* **Problem details**
Where a line holds "país", copy it.

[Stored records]
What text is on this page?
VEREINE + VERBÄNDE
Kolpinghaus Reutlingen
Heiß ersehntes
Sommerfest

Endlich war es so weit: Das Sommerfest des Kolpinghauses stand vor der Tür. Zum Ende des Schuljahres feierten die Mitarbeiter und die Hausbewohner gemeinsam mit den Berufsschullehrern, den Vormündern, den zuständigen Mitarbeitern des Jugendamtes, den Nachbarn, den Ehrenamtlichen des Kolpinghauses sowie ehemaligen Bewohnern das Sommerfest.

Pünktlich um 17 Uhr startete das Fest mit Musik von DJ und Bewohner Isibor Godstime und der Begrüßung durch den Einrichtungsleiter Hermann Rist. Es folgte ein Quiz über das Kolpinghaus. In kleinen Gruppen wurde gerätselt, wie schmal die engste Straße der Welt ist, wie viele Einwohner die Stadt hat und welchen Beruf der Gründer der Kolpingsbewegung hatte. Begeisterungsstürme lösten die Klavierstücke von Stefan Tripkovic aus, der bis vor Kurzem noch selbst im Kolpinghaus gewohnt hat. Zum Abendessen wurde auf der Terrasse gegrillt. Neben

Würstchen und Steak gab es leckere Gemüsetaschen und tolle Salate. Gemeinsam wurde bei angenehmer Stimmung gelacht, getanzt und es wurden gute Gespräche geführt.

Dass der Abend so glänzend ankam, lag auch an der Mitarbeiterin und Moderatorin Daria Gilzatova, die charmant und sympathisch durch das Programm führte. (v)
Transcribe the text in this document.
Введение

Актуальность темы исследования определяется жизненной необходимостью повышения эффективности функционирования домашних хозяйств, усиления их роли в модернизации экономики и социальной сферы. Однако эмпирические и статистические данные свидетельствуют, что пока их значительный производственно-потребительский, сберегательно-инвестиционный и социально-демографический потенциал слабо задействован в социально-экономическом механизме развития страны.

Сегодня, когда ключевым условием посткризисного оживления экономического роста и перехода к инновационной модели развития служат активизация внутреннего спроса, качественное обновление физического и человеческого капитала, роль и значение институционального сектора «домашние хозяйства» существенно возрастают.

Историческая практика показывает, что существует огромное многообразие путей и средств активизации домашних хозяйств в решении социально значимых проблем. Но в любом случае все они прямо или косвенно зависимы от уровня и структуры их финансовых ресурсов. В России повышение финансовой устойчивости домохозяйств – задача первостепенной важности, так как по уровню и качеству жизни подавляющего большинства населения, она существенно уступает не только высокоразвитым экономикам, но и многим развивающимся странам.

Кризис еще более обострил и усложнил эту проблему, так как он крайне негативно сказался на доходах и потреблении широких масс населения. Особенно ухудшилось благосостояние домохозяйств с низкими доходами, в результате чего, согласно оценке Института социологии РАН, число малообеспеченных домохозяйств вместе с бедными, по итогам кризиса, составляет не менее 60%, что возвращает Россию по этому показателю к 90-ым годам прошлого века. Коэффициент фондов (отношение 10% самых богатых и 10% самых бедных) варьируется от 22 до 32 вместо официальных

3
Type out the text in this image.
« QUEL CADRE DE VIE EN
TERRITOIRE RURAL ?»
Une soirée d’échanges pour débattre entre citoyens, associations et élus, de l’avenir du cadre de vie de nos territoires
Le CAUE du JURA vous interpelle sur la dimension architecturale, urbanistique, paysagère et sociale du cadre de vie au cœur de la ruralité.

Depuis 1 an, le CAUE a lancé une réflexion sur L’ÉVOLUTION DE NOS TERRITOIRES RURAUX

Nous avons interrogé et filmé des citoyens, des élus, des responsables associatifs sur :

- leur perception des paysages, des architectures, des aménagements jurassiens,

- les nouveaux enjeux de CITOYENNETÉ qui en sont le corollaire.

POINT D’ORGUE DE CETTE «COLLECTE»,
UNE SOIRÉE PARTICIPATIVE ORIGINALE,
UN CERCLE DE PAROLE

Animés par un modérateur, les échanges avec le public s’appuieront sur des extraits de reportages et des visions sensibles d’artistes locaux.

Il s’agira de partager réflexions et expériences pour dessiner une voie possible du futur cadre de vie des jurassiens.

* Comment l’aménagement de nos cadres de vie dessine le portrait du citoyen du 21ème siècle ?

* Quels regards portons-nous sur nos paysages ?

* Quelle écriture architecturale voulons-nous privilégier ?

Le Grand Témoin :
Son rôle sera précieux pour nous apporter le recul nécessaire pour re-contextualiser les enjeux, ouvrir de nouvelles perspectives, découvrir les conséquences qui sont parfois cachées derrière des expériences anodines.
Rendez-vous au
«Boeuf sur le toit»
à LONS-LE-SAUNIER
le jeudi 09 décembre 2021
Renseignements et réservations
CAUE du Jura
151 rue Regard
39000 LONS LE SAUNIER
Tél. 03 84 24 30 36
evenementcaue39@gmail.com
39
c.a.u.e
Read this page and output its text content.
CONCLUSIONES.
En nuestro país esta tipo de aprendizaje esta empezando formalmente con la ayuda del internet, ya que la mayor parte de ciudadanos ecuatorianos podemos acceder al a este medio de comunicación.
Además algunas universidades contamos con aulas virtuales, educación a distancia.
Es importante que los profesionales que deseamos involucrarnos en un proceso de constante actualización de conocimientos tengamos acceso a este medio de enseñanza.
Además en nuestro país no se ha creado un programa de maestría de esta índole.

* **Task result**
En nuestro país esta tipo de aprendizaje esta empezando formalmente con la ayuda del internet, ya que la mayor parte de ciudadanos ecuatorianos podemos acceder al a este medio de comunicación.
Además en nuestro país no se ha creado un programa de maestría de esta índole.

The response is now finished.